▶ [PROBLEM DESCRIPTION]: What is needed here is an exact copy of every entry.

▶ [RECORDS TO USE]:
:::::

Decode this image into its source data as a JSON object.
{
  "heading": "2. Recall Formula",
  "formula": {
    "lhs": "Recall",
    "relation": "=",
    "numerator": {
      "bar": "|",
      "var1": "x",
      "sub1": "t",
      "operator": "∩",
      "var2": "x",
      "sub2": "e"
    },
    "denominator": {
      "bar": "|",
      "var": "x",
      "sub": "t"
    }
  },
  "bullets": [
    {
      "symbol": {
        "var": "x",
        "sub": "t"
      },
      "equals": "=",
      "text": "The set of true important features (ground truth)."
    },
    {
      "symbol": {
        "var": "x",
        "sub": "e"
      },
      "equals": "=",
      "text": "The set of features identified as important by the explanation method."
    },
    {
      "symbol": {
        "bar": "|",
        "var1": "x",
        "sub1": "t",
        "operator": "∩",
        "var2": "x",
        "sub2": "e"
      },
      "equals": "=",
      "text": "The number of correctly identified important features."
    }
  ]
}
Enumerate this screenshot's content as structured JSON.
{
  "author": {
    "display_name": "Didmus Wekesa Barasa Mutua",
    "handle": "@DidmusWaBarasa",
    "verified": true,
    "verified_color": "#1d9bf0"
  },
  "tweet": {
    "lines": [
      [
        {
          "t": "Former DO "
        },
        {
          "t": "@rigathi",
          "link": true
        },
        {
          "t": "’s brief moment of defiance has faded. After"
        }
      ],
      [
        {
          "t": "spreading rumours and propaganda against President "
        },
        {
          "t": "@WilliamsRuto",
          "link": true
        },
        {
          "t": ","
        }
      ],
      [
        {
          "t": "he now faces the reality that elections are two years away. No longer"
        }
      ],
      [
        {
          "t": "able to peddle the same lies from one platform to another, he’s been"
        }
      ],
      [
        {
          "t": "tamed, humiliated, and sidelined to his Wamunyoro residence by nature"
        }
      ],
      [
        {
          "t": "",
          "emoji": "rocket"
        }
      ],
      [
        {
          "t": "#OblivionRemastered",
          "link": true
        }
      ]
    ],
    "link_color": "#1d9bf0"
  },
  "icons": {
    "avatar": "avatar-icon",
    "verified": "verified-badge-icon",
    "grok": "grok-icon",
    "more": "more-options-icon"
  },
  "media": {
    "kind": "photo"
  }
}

:::::

▶ [PROBLEM SOLUTION]:
Decode this image into its source data as a JSON object.
{
  "heading": "2. Recall Formula",
  "formula": {
    "lhs": "Recall",
    "relation": "=",
    "numerator": {
      "bar": "|",
      "var1": "x",
      "sub1": "t",
      "operator": "∩",
      "var2": "x",
      "sub2": "e"
    },
    "denominator": {
      "bar": "|",
      "var": "x",
      "sub": "t"
    }
  },
  "bullets": [
    {
      "symbol": {
        "var": "x",
        "sub": "t"
      },
      "equals": "=",
      "text": "The set of true important features (ground truth)."
    },
    {
      "symbol": {
        "var": "x",
        "sub": "e"
      },
      "equals": "=",
      "text": "The set of features identified as important by the explanation method."
    },
    {
      "symbol": {
        "bar": "|",
        "var1": "x",
        "sub1": "t",
        "operator": "∩",
        "var2": "x",
        "sub2": "e"
      },
      "equals": "=",
      "text": "The number of correctly identified important features."
    }
  ]
}
Enumerate this screenshot's content as structured JSON.
{
  "author": {
    "display_name": "Didmus Wekesa Barasa Mutua",
    "handle": "@DidmusWaBarasa",
    "verified": true,
    "verified_color": "#1d9bf0"
  },
  "tweet": {
    "lines": [
      [
        {
          "t": "Former DO "
        },
        {
          "t": "@rigathi",
          "link": true
        },
        {
          "t": "’s brief moment of defiance has faded. After"
        }
      ],
      [
        {
          "t": "spreading rumours and propaganda against President "
        },
        {
          "t": "@WilliamsRuto",
          "link": true
        },
        {
          "t": ","
        }
      ],
      [
        {
          "t": "he now faces the reality that elections are two years away. No longer"
        }
      ],
      [
        {
          "t": "able to peddle the same lies from one platform to another, he’s been"
        }
      ],
      [
        {
          "t": "tamed, humiliated, and sidelined to his Wamunyoro residence by nature"
        }
      ],
      [
        {
          "t": "",
          "emoji": "rocket"
        }
      ],
      [
        {
          "t": "#OblivionRemastered",
          "link": true
        }
      ]
    ],
    "link_color": "#1d9bf0"
  },
  "icons": {
    "avatar": "avatar-icon",
    "verified": "verified-badge-icon",
    "grok": "grok-icon",
    "more": "more-options-icon"
  },
  "media": {
    "kind": "photo"
  }
}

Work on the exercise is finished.